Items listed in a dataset
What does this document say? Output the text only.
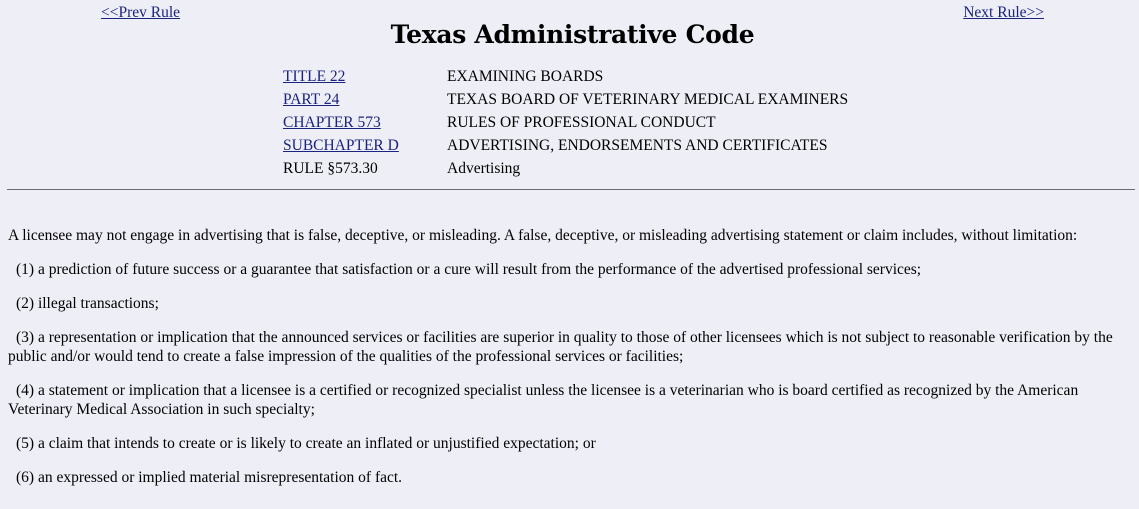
<<Prev Rule	Next Rule>>
Texas Administrative Code
TITLE 22	EXAMINING BOARDS
PART 24	TEXAS BOARD OF VETERINARY MEDICAL EXAMINERS
CHAPTER 573	RULES OF PROFESSIONAL CONDUCT
SUBCHAPTER D	ADVERTISING, ENDORSEMENTS AND CERTIFICATES
RULE §573.30	Advertising

A licensee may not engage in advertising that is false, deceptive, or misleading. A false, deceptive, or misleading advertising statement or claim includes, without limitation:

(1) a prediction of future success or a guarantee that satisfaction or a cure will result from the performance of the advertised professional services;

(2) illegal transactions;

(3) a representation or implication that the announced services or facilities are superior in quality to those of other licensees which is not subject to reasonable verification by the public and/or would tend to create a false impression of the qualities of the professional services or facilities;

(4) a statement or implication that a licensee is a certified or recognized specialist unless the licensee is a veterinarian who is board certified as recognized by the American Veterinary Medical Association in such specialty;

(5) a claim that intends to create or is likely to create an inflated or unjustified expectation; or

(6) an expressed or implied material misrepresentation of fact.
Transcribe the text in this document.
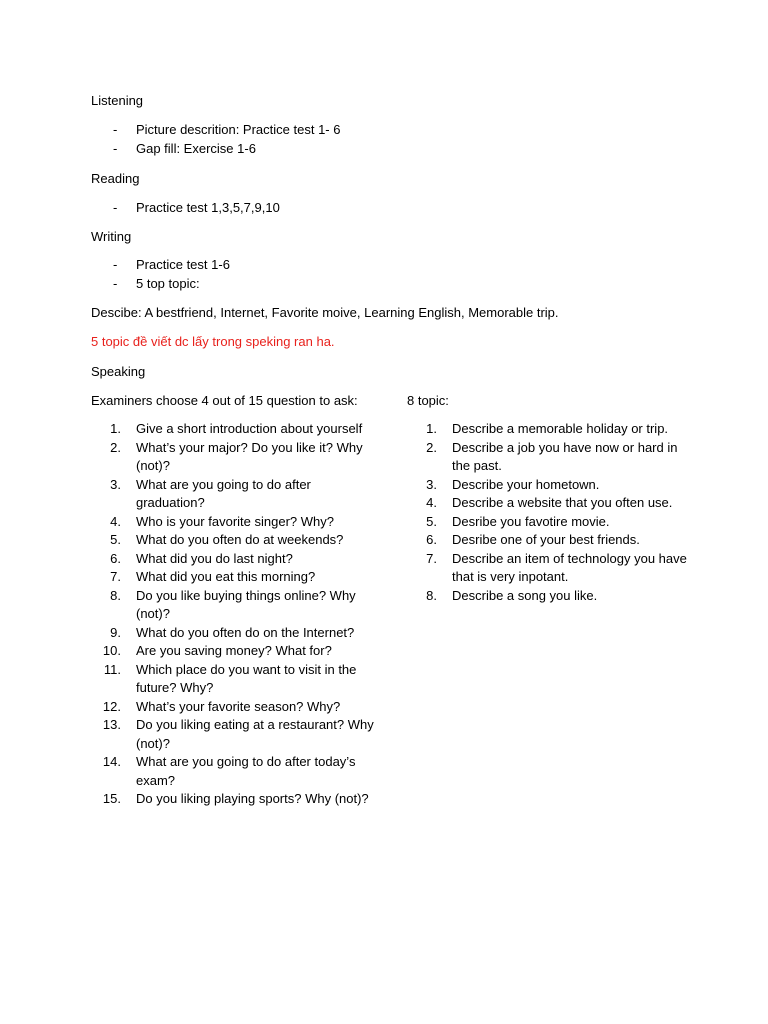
Listening
- Picture descrition: Practice test 1- 6
- Gap fill: Exercise 1-6
Reading
- Practice test 1,3,5,7,9,10
Writing
- Practice test 1-6
- 5 top topic:
Descibe: A bestfriend, Internet, Favorite moive, Learning English, Memorable trip.
5 topic đề viết dc lấy trong speking ran ha.
Speaking
Examiners choose 4 out of 15 question to ask:	8 topic:
1. Give a short introduction about yourself
2. What’s your major? Do you like it? Why (not)?
3. What are you going to do after graduation?
4. Who is your favorite singer? Why?
5. What do you often do at weekends?
6. What did you do last night?
7. What did you eat this morning?
8. Do you like buying things online? Why (not)?
9. What do you often do on the Internet?
10. Are you saving money? What for?
11. Which place do you want to visit in the future? Why?
12. What’s your favorite season? Why?
13. Do you liking eating at a restaurant? Why (not)?
14. What are you going to do after today’s exam?
15. Do you liking playing sports? Why (not)?
1. Describe a memorable holiday or trip.
2. Describe a job you have now or hard in the past.
3. Describe your hometown.
4. Describe a website that you often use.
5. Desribe you favotire movie.
6. Desribe one of your best friends.
7. Describe an item of technology you have that is very inpotant.
8. Describe a song you like.
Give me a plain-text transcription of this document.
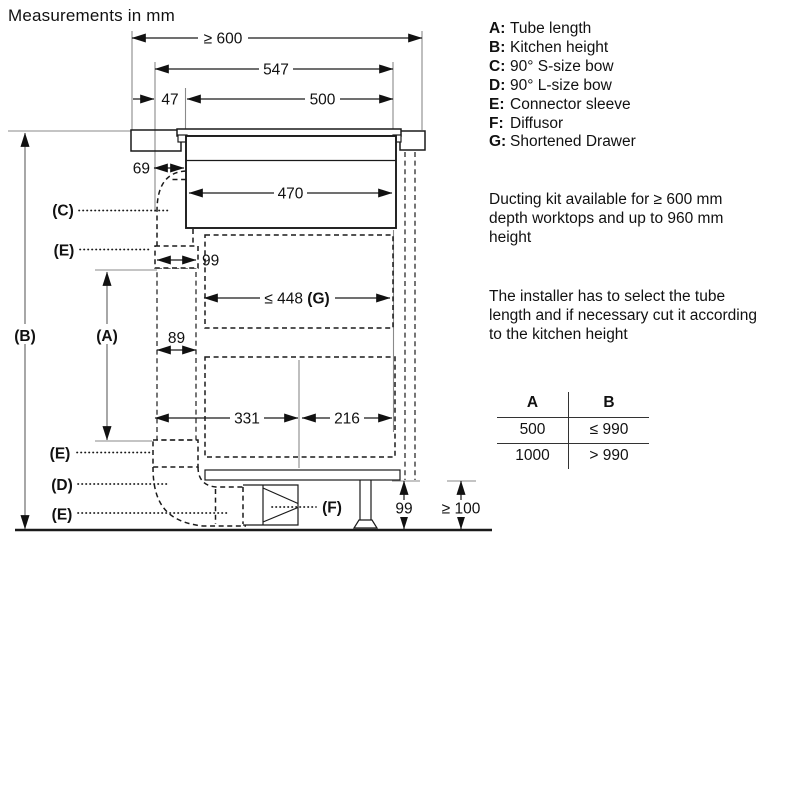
≥ 600
547
47	500
69
470
99
≤ 448 (G)
89
331	216
99 ≥ 100
(B)	(A)
(C)
(E)
(E)
(D)
(E)	(F)
Measurements in mm
A: Tube length
B: Kitchen height
C: 90° S-size bow
D: 90° L-size bow
E: Connector sleeve
F: Diffusor
G: Shortened Drawer
Ducting kit available for ≥ 600 mm depth worktops and up to 960 mm height
The installer has to select the tube length and if necessary cut it according to the kitchen height
A	B
500	≤ 990
1000	> 990
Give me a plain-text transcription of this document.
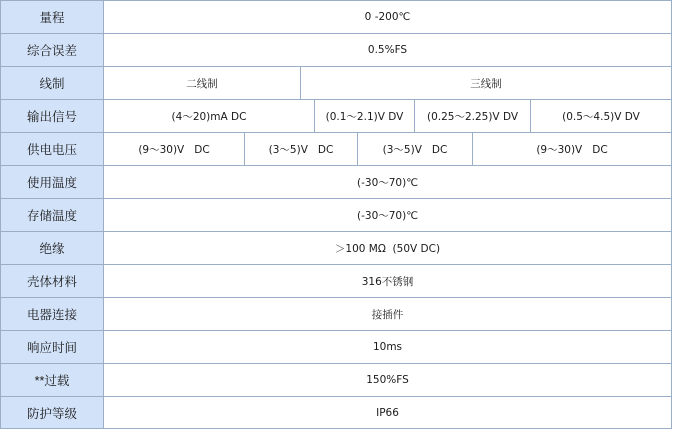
量程	0 -200℃
综合误差	0.5%FS
线制	二线制	三线制
输出信号	(4～20)mA DC	(0.1～2.1)V DV	(0.25～2.25)V DV	(0.5～4.5)V DV
供电电压	(9～30)V   DC	(3～5)V   DC	(3～5)V   DC	(9～30)V   DC
使用温度	(-30～70)℃
存储温度	(-30～70)℃
绝缘	＞100 MΩ  (50V DC)
壳体材料	316不锈钢
电器连接	接插件
响应时间	10ms
**过载	150%FS
防护等级	IP66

## Brief
Repeat all of the data above word for word, minus the pictures.

## Result below
What does this document say? Output the text only.
<<Prev Rule	Next Rule>>
Texas Administrative Code
TITLE 22	EXAMINING BOARDS
PART 24	TEXAS BOARD OF VETERINARY MEDICAL EXAMINERS
CHAPTER 573	RULES OF PROFESSIONAL CONDUCT
SUBCHAPTER D	ADVERTISING, ENDORSEMENTS AND CERTIFICATES
RULE §573.30	Advertising

A licensee may not engage in advertising that is false, deceptive, or misleading. A false, deceptive, or misleading advertising statement or claim includes, without limitation:

(1) a prediction of future success or a guarantee that satisfaction or a cure will result from the performance of the advertised professional services;

(2) illegal transactions;

(3) a representation or implication that the announced services or facilities are superior in quality to those of other licensees which is not subject to reasonable verification by the public and/or would tend to create a false impression of the qualities of the professional services or facilities;

(4) a statement or implication that a licensee is a certified or recognized specialist unless the licensee is a veterinarian who is board certified as recognized by the American Veterinary Medical Association in such specialty;

(5) a claim that intends to create or is likely to create an inflated or unjustified expectation; or

(6) an expressed or implied material misrepresentation of fact.
Transcribe the text in this document.
Listening
- Picture descrition: Practice test 1- 6
- Gap fill: Exercise 1-6
Reading
- Practice test 1,3,5,7,9,10
Writing
- Practice test 1-6
- 5 top topic:
Descibe: A bestfriend, Internet, Favorite moive, Learning English, Memorable trip.
5 topic đề viết dc lấy trong speking ran ha.
Speaking
Examiners choose 4 out of 15 question to ask:	8 topic:
1. Give a short introduction about yourself
2. What’s your major? Do you like it? Why (not)?
3. What are you going to do after graduation?
4. Who is your favorite singer? Why?
5. What do you often do at weekends?
6. What did you do last night?
7. What did you eat this morning?
8. Do you like buying things online? Why (not)?
9. What do you often do on the Internet?
10. Are you saving money? What for?
11. Which place do you want to visit in the future? Why?
12. What’s your favorite season? Why?
13. Do you liking eating at a restaurant? Why (not)?
14. What are you going to do after today’s exam?
15. Do you liking playing sports? Why (not)?
1. Describe a memorable holiday or trip.
2. Describe a job you have now or hard in the past.
3. Describe your hometown.
4. Describe a website that you often use.
5. Desribe you favotire movie.
6. Desribe one of your best friends.
7. Describe an item of technology you have that is very inpotant.
8. Describe a song you like.
Give me a plain-text transcription of this document.
≥ 600
547
47	500
69
470
99
≤ 448 (G)
89
331	216
99 ≥ 100
(B)	(A)
(C)
(E)
(E)
(D)
(E)	(F)
Measurements in mm
A: Tube length
B: Kitchen height
C: 90° S-size bow
D: 90° L-size bow
E: Connector sleeve
F: Diffusor
G: Shortened Drawer
Ducting kit available for ≥ 600 mm depth worktops and up to 960 mm height
The installer has to select the tube length and if necessary cut it according to the kitchen height
A	B
500	≤ 990
1000	> 990
Give me a plain-text transcription of this document.
量程	0 -200℃
综合误差	0.5%FS
线制	二线制	三线制
输出信号	(4～20)mA DC	(0.1～2.1)V DV	(0.25～2.25)V DV	(0.5～4.5)V DV
供电电压	(9～30)V   DC	(3～5)V   DC	(3～5)V   DC	(9～30)V   DC
使用温度	(-30～70)℃
存储温度	(-30～70)℃
绝缘	＞100 MΩ  (50V DC)
壳体材料	316不锈钢
电器连接	接插件
响应时间	10ms
**过载	150%FS
防护等级	IP66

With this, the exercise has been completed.